### Stated problem
List each line holding the string "Costa".

--- start Supplied records ---

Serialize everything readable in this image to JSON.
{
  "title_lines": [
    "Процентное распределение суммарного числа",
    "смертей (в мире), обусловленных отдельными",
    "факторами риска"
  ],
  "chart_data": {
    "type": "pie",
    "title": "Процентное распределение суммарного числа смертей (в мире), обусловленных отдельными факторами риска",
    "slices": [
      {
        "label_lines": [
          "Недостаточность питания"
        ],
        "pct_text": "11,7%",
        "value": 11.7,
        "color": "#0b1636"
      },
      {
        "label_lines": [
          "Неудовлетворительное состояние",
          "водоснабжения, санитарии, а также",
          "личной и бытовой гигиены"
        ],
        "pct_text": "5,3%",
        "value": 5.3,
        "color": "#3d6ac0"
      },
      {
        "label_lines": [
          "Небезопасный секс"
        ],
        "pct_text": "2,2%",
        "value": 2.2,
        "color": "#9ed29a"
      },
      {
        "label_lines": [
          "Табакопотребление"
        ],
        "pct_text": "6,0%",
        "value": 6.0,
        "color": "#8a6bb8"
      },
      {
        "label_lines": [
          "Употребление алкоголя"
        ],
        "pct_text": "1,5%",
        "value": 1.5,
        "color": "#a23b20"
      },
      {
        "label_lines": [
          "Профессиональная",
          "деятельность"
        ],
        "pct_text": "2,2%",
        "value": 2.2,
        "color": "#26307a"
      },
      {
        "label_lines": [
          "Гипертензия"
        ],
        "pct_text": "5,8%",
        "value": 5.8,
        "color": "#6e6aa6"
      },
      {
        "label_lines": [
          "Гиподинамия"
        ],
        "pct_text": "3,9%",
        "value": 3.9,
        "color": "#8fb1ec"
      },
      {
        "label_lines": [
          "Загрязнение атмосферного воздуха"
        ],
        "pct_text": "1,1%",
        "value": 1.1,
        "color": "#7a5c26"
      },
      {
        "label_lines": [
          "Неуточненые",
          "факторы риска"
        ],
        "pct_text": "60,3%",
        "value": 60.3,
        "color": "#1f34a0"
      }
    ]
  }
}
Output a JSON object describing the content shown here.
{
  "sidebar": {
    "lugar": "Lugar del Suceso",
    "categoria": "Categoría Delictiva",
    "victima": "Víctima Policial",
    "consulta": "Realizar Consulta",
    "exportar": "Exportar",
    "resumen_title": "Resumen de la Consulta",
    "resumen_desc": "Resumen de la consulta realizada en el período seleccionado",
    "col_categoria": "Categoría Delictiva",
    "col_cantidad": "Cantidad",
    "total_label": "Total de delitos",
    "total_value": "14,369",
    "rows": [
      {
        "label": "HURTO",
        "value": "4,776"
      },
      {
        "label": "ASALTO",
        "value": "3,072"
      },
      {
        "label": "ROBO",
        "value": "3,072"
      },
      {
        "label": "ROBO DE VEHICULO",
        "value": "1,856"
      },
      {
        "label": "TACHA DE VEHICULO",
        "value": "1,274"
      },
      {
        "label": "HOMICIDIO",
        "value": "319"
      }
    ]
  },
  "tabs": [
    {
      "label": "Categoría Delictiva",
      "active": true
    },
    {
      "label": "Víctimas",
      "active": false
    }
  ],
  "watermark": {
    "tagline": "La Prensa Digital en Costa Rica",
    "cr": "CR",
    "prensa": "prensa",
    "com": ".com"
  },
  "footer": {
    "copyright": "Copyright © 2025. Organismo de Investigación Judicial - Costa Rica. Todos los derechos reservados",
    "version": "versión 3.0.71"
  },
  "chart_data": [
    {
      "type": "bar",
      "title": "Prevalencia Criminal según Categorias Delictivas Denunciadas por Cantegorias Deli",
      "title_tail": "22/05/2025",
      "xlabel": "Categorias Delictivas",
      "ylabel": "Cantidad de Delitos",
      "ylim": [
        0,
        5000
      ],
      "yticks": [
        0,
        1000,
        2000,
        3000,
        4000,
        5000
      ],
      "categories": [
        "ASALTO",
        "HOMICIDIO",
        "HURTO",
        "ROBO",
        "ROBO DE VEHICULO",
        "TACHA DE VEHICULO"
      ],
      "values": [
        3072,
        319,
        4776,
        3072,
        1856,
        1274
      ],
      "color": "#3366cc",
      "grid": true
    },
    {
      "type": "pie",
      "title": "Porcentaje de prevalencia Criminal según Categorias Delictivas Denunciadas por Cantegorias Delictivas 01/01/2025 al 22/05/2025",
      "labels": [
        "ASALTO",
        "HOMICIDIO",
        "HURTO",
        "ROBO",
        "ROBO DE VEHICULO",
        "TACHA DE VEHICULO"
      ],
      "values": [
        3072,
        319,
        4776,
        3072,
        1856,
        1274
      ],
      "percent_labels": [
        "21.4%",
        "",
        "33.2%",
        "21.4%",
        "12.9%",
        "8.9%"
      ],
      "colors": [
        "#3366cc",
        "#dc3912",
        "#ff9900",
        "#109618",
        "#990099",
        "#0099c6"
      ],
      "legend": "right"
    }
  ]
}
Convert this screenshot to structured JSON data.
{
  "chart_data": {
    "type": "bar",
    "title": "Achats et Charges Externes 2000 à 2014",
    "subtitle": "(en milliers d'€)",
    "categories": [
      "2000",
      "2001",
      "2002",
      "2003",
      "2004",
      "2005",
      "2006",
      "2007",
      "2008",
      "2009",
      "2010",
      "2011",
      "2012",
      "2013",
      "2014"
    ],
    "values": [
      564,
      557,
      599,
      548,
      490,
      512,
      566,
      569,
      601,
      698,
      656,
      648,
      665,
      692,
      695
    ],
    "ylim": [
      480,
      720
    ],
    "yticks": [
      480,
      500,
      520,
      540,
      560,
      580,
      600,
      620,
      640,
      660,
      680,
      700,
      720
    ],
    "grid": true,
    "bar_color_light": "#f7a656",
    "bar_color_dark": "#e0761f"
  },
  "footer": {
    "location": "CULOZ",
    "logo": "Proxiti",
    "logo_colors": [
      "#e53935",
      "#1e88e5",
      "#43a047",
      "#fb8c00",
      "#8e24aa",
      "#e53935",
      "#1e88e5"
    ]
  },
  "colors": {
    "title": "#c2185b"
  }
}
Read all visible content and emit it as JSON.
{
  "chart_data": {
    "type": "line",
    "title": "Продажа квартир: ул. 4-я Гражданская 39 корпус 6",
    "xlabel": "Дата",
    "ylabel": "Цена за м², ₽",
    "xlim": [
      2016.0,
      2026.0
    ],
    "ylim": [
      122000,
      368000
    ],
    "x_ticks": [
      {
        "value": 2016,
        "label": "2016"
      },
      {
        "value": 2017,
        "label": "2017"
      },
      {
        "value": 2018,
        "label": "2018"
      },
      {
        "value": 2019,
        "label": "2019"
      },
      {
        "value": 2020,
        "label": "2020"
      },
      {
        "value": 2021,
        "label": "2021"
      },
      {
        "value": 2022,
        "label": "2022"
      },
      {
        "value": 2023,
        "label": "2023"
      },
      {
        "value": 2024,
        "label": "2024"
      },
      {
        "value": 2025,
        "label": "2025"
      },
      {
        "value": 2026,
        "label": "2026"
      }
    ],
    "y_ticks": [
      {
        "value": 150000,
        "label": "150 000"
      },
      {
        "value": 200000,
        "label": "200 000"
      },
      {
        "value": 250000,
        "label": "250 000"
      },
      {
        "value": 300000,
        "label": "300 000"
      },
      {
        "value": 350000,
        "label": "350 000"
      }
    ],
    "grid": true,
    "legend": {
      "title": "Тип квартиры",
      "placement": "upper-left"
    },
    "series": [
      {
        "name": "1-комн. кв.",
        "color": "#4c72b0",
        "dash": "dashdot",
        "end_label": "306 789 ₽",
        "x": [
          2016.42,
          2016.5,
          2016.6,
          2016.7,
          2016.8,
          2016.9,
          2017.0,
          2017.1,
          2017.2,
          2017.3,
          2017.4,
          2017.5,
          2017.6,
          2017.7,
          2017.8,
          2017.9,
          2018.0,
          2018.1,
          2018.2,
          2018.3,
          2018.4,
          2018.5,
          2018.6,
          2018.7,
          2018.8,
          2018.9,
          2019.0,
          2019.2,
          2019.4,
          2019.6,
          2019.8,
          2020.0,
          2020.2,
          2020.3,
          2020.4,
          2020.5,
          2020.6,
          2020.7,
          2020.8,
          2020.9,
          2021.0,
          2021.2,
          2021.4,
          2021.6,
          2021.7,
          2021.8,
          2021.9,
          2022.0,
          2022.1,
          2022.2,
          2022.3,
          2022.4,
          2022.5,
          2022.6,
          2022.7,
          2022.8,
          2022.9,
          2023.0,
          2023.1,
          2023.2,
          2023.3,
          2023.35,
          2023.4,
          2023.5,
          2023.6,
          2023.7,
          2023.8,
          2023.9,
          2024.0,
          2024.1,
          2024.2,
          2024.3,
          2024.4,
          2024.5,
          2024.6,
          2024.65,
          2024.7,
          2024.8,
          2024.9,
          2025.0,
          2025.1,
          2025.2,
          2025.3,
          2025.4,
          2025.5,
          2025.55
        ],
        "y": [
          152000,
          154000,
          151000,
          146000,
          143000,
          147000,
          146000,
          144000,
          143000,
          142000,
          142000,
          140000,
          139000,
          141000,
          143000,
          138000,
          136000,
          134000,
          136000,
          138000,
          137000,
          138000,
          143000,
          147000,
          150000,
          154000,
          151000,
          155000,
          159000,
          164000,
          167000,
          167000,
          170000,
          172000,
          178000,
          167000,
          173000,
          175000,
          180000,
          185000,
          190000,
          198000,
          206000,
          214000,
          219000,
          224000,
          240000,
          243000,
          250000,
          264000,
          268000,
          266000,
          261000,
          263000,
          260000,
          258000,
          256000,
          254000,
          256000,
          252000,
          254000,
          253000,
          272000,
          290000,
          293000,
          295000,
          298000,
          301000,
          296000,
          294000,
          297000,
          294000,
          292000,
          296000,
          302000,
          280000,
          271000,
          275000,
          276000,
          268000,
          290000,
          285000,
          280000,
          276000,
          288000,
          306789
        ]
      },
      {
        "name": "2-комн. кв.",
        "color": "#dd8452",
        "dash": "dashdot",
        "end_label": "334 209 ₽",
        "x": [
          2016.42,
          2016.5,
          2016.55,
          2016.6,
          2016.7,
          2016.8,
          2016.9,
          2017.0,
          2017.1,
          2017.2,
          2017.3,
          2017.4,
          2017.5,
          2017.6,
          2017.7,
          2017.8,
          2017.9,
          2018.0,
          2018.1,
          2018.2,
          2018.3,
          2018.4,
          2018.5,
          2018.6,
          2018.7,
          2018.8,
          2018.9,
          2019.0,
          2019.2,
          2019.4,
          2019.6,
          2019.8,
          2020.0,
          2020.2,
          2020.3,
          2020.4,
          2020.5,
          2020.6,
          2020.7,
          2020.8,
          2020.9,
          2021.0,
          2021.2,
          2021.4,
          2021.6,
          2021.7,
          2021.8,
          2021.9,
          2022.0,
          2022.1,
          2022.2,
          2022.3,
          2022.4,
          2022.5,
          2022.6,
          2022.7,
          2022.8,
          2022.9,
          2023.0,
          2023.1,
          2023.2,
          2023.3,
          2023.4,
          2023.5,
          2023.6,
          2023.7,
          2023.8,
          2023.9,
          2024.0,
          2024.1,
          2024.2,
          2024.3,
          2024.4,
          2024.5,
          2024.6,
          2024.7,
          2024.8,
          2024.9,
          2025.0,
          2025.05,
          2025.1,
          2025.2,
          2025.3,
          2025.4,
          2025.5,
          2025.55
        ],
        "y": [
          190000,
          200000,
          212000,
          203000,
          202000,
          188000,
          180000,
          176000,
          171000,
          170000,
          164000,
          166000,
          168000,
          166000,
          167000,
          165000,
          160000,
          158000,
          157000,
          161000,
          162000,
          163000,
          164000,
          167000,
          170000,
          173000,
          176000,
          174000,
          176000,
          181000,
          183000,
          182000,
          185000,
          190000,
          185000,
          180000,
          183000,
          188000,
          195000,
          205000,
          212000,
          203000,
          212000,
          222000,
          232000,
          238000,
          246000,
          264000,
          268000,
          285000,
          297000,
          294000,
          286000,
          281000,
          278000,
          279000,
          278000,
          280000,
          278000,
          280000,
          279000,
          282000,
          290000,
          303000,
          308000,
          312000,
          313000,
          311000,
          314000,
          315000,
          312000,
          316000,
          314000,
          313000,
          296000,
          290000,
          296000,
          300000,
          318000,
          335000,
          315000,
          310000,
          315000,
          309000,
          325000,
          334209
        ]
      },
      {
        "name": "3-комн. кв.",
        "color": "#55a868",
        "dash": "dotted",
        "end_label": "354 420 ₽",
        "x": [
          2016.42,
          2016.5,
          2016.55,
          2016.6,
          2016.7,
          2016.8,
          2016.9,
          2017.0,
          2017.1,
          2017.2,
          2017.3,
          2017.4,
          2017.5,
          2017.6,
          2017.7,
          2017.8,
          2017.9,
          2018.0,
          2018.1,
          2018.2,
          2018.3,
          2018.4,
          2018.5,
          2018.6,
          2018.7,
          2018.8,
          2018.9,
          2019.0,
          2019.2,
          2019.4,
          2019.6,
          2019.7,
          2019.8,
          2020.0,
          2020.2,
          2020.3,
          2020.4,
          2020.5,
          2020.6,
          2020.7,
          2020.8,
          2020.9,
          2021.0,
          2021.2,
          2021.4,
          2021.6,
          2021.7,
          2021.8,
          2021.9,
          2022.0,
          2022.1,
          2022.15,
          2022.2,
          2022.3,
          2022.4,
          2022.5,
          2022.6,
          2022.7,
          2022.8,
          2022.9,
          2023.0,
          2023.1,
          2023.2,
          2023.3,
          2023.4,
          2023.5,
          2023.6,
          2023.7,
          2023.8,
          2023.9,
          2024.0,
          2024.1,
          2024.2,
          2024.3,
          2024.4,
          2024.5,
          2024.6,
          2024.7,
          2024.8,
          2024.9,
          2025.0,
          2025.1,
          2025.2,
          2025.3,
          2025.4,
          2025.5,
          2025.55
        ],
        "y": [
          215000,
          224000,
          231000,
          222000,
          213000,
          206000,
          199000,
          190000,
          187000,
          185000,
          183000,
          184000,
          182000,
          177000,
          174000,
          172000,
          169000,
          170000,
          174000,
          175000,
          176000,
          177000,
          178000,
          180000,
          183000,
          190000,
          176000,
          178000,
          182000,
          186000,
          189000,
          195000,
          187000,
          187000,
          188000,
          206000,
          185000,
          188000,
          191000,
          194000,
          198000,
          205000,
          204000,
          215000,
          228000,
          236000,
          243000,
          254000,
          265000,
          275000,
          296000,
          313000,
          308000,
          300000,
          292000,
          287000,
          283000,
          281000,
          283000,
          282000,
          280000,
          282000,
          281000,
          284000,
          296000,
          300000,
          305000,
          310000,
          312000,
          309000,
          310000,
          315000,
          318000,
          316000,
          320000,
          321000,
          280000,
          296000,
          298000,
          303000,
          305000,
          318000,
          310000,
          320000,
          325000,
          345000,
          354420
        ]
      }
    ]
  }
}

--- end Supplied records ---

### Full response
    "tagline": "La Prensa Digital en Costa Rica",
    "copyright": "Copyright © 2025. Organismo de Investigación Judicial - Costa Rica. Todos los derechos reservados",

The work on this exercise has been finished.